Reproduce the lines of the material exactly, excluding every image.

Excerpted data →
_ _ _ _ _ _ _
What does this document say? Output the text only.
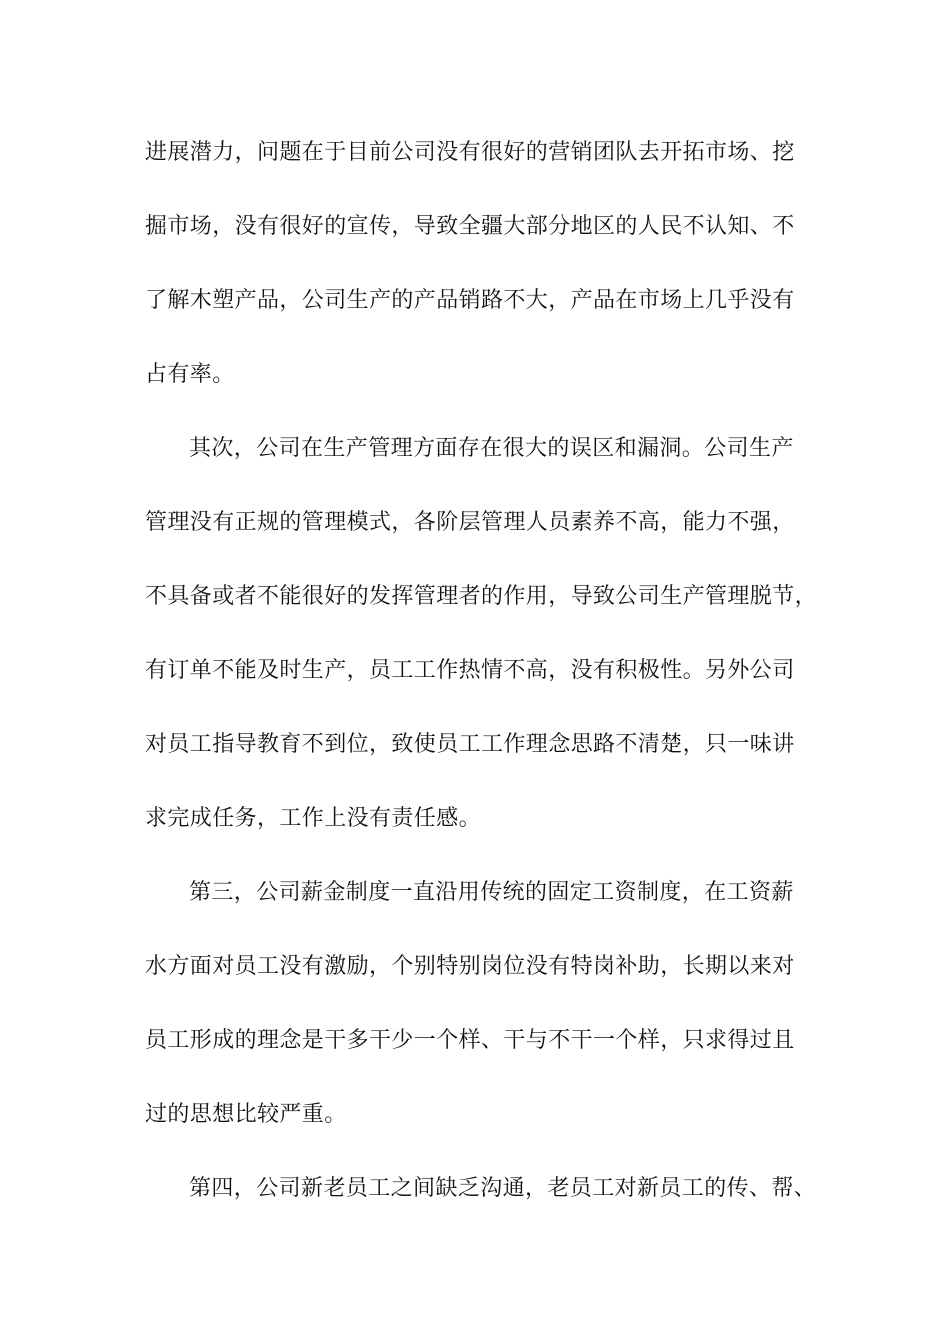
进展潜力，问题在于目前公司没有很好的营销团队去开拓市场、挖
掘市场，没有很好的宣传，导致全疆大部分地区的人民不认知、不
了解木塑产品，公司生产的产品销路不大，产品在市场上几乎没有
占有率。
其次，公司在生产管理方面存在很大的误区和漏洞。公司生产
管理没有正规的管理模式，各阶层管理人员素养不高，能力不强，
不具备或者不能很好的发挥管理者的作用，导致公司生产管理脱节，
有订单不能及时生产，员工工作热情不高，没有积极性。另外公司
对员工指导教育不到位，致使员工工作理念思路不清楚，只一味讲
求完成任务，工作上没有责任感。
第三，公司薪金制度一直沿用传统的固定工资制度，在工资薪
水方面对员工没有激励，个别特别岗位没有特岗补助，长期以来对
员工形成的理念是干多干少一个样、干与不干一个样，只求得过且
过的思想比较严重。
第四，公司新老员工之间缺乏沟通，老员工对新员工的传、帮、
_ _ _ _ _ _ _
Answer for the task →
What does this document say? Output the text only.
进展潜力，问题在于目前公司没有很好的营销团队去开拓市场、挖
掘市场，没有很好的宣传，导致全疆大部分地区的人民不认知、不
了解木塑产品，公司生产的产品销路不大，产品在市场上几乎没有
占有率。
其次，公司在生产管理方面存在很大的误区和漏洞。公司生产
管理没有正规的管理模式，各阶层管理人员素养不高，能力不强，
不具备或者不能很好的发挥管理者的作用，导致公司生产管理脱节，
有订单不能及时生产，员工工作热情不高，没有积极性。另外公司
对员工指导教育不到位，致使员工工作理念思路不清楚，只一味讲
求完成任务，工作上没有责任感。
第三，公司薪金制度一直沿用传统的固定工资制度，在工资薪
水方面对员工没有激励，个别特别岗位没有特岗补助，长期以来对
员工形成的理念是干多干少一个样、干与不干一个样，只求得过且
过的思想比较严重。
第四，公司新老员工之间缺乏沟通，老员工对新员工的传、帮、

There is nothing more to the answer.